▶ Given entries

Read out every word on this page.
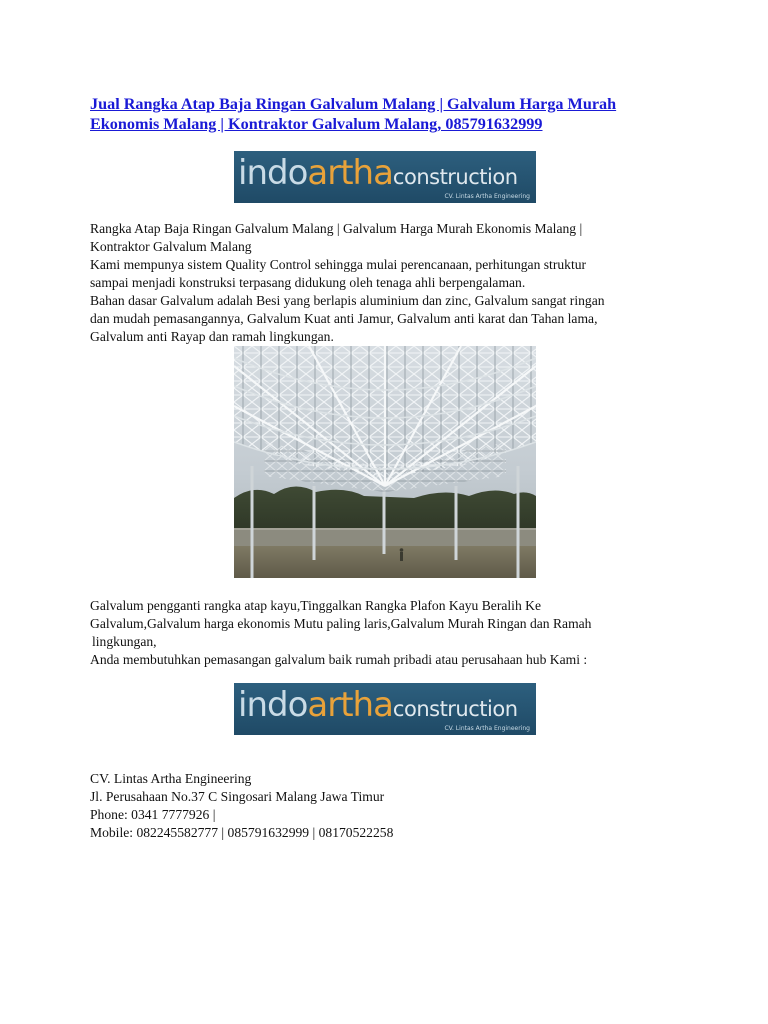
Jual Rangka Atap Baja Ringan Galvalum Malang | Galvalum Harga Murah
Ekonomis Malang | Kontraktor Galvalum Malang, 085791632999
indoarthaconstruction
CV. Lintas Artha Engineering

Rangka Atap Baja Ringan Galvalum Malang | Galvalum Harga Murah Ekonomis Malang |
Kontraktor Galvalum Malang
Kami mempunya sistem Quality Control sehingga mulai perencanaan, perhitungan struktur
sampai menjadi konstruksi terpasang didukung oleh tenaga ahli berpengalaman.
Bahan dasar Galvalum adalah Besi yang berlapis aluminium dan zinc, Galvalum sangat ringan
dan mudah pemasangannya, Galvalum Kuat anti Jamur, Galvalum anti karat dan Tahan lama,
Galvalum anti Rayap dan ramah lingkungan.

Galvalum pengganti rangka atap kayu,Tinggalkan Rangka Plafon Kayu Beralih Ke
Galvalum,Galvalum harga ekonomis Mutu paling laris,Galvalum Murah Ringan dan Ramah
lingkungan,
Anda membutuhkan pemasangan galvalum baik rumah pribadi atau perusahaan hub Kami :

indoarthaconstruction
CV. Lintas Artha Engineering

CV. Lintas Artha Engineering
Jl. Perusahaan No.37 C Singosari Malang Jawa Timur
Phone: 0341 7777926 |
Mobile: 082245582777 | 085791632999 | 08170522258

▶ Task to carry out
Scan the lines for the string "Rangka". Pick out every line that has it.

▶ Response to this exercise
Jual Rangka Atap Baja Ringan Galvalum Malang | Galvalum Harga Murah
Rangka Atap Baja Ringan Galvalum Malang | Galvalum Harga Murah Ekonomis Malang |
Galvalum pengganti rangka atap kayu,Tinggalkan Rangka Plafon Kayu Beralih Ke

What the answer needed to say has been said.